— Task to carry out —
Pull out every line of the listing below where "jagód" appears.
==== Data for this exercise
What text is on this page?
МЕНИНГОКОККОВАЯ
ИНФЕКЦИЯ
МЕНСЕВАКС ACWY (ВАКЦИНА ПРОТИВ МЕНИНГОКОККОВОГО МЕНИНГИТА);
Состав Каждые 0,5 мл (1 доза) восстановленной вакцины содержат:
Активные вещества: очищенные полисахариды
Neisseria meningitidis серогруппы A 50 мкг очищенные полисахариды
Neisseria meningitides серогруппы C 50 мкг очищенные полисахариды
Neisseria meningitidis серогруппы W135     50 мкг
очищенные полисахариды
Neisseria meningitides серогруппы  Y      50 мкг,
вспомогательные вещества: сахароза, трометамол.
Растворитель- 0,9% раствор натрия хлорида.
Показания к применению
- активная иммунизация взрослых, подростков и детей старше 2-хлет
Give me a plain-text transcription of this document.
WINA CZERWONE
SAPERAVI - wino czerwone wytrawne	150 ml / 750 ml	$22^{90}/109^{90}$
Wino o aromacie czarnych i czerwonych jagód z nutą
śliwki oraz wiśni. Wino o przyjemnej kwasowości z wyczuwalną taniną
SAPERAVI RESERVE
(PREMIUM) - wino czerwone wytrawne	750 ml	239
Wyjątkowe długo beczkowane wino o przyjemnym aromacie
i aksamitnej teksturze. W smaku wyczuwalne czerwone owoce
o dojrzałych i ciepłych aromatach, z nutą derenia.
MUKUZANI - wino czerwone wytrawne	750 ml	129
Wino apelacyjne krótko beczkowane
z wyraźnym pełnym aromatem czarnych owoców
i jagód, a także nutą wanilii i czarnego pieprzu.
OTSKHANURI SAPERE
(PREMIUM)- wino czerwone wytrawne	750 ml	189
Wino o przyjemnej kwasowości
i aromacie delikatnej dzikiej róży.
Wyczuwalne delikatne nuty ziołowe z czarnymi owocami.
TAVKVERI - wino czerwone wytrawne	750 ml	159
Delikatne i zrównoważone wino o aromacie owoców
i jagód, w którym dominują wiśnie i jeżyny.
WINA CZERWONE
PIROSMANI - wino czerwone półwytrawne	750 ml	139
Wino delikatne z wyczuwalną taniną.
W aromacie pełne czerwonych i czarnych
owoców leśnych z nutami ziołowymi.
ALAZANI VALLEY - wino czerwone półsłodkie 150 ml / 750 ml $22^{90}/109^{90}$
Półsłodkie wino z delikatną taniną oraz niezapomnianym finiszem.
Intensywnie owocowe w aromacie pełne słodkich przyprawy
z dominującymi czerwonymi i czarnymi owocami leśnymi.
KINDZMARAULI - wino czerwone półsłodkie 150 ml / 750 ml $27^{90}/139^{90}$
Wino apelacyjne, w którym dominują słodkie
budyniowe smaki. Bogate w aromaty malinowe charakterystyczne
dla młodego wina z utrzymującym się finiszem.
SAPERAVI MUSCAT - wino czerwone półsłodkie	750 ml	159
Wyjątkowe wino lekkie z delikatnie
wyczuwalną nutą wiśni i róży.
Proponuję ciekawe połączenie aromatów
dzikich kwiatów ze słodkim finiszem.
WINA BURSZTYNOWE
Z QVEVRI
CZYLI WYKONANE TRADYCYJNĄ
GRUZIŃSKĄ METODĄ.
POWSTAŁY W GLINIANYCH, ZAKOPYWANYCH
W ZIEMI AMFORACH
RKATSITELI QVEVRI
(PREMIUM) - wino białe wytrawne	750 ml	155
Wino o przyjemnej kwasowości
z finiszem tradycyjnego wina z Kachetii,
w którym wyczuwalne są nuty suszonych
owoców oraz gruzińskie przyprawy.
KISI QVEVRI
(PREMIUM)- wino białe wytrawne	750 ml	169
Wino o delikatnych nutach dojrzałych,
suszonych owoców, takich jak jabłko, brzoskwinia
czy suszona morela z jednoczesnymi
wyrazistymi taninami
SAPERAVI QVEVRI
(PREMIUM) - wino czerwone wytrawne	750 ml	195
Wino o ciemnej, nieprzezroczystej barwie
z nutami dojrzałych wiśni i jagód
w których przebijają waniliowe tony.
========
— The completed task —
Wino o aromacie czarnych i czerwonych jagód z nutą
i jagód, a także nutą wanilii i czarnego pieprzu.
i jagód, w którym dominują wiśnie i jeżyny.
z nutami dojrzałych wiśni i jagód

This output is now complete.